▶ Exercise goal:
Report, word for word, every line of the material that contains "screenshot".

▶ Records from a collection of figures:

____________________

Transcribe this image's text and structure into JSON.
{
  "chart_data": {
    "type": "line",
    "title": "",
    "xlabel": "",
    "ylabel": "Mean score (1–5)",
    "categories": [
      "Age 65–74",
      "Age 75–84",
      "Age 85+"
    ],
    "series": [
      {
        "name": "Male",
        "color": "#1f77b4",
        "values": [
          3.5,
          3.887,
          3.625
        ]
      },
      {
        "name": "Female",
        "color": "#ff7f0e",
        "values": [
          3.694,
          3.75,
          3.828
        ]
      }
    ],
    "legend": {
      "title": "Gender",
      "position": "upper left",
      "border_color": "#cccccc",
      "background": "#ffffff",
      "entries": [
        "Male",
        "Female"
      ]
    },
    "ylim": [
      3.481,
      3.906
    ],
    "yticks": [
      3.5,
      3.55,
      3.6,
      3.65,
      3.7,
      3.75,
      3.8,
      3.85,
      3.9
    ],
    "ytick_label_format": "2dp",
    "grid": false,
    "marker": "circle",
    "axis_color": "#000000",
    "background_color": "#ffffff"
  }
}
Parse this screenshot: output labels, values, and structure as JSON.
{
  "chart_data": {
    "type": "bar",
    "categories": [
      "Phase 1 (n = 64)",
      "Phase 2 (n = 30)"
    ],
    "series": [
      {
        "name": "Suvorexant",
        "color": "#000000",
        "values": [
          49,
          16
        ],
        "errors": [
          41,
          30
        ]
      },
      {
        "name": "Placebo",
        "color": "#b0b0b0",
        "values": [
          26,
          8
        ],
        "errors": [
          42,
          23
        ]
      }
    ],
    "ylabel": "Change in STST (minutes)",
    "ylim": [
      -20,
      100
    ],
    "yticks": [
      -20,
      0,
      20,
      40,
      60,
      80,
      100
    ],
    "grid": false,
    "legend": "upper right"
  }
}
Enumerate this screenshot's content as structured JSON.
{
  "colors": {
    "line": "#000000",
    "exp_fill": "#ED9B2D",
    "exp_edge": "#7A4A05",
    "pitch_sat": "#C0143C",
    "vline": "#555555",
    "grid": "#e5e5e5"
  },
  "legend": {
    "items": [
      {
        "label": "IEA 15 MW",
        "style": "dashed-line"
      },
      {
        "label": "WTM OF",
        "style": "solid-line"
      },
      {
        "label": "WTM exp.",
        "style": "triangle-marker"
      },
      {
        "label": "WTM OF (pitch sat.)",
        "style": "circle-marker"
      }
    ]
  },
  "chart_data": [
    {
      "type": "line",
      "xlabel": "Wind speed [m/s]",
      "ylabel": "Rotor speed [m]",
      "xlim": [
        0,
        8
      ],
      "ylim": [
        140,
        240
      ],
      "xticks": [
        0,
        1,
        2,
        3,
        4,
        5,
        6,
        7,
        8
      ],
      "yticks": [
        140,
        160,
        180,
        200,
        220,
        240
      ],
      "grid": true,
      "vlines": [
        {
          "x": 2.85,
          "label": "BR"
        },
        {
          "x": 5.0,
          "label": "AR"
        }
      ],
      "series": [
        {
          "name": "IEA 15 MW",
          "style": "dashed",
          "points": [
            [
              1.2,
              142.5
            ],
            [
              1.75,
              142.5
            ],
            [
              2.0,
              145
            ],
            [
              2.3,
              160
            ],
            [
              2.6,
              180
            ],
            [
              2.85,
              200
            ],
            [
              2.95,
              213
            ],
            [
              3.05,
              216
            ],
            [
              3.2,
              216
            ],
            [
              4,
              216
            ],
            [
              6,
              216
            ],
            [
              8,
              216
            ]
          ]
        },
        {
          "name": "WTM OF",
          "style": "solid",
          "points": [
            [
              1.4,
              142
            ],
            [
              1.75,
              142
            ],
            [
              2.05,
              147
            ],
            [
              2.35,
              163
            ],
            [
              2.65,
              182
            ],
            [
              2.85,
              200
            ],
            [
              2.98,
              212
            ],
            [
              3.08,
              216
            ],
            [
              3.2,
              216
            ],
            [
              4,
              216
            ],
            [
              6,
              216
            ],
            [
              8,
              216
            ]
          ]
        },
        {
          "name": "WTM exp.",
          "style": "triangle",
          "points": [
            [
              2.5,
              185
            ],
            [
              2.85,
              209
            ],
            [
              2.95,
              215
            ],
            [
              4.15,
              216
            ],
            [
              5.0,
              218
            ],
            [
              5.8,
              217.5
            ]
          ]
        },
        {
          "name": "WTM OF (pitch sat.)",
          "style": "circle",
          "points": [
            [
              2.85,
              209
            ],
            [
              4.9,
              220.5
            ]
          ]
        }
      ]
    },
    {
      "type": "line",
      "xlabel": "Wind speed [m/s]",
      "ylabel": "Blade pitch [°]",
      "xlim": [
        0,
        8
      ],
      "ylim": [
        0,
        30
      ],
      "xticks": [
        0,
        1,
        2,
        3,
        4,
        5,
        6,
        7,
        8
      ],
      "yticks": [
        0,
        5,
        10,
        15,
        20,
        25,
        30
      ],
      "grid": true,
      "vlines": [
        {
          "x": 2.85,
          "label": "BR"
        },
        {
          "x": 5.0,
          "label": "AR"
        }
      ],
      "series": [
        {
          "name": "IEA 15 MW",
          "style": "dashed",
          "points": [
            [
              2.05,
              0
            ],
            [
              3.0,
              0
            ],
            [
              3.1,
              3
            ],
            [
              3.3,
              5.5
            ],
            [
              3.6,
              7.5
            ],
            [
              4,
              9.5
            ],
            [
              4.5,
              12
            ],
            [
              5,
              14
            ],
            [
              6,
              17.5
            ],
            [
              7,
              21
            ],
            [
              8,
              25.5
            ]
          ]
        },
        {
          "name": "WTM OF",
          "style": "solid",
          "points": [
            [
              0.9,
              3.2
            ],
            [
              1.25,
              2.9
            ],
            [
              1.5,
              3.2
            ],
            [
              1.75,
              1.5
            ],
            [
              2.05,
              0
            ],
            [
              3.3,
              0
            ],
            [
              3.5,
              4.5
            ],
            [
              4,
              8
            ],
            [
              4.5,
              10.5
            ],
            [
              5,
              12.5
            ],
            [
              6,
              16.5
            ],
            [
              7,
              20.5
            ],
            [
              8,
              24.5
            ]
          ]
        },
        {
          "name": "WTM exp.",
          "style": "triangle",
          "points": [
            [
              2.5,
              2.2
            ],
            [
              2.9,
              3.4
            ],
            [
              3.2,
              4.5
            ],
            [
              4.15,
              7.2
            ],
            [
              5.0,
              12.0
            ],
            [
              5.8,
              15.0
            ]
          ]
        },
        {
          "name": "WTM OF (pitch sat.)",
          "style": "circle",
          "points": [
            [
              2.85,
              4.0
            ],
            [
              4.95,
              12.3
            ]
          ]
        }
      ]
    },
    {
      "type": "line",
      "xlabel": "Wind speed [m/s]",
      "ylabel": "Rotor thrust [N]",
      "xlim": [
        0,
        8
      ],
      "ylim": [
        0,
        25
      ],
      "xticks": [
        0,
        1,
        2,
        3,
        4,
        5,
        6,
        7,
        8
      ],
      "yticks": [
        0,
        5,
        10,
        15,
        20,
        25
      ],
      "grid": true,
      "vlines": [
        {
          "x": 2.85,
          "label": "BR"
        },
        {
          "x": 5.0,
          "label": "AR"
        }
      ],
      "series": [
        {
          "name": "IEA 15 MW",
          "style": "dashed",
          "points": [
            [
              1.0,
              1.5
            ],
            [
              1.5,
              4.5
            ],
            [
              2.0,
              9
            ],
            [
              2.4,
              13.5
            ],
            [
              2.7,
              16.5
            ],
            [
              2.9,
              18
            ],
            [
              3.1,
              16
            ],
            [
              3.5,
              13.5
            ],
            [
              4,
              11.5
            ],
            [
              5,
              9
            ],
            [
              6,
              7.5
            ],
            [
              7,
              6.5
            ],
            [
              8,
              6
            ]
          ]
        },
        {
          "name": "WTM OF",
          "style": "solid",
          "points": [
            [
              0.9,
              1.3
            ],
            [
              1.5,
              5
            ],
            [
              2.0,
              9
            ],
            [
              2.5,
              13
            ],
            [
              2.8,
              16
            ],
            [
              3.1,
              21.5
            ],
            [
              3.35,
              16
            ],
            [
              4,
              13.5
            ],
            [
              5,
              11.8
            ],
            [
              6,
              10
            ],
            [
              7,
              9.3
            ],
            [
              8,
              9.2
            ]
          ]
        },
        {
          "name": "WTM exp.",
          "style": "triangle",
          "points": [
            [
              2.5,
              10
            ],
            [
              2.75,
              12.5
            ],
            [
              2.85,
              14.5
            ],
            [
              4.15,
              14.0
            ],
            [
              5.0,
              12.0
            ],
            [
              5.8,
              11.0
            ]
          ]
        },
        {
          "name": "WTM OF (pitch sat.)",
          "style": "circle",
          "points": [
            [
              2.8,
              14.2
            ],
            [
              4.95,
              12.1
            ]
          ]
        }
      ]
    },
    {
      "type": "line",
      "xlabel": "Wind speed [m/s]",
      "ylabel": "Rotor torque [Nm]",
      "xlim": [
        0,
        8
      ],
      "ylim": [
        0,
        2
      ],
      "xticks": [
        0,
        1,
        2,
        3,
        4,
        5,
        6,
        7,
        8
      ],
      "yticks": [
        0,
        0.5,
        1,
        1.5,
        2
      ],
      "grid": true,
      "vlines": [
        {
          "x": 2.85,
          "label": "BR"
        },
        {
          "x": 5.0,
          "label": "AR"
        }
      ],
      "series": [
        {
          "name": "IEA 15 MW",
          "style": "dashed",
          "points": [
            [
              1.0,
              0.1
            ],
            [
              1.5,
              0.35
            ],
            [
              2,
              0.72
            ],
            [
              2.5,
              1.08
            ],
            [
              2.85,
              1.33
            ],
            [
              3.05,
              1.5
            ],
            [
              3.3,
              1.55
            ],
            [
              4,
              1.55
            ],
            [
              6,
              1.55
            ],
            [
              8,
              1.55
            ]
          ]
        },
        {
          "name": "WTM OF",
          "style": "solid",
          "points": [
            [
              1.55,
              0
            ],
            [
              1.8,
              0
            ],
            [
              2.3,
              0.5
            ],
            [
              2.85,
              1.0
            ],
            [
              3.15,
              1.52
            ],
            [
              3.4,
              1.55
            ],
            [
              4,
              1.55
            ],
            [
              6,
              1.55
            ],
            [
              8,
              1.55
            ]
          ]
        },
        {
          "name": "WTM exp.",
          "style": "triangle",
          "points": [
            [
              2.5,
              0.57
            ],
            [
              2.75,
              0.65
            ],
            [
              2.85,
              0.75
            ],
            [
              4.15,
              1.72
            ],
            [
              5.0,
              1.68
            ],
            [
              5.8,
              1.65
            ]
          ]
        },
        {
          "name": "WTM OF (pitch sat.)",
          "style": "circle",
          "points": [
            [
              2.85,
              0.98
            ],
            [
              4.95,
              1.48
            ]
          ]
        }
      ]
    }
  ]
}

____________________

▶ Complete response:
Parse this screenshot: output labels, values, and structure as JSON.
Enumerate this screenshot's content as structured JSON.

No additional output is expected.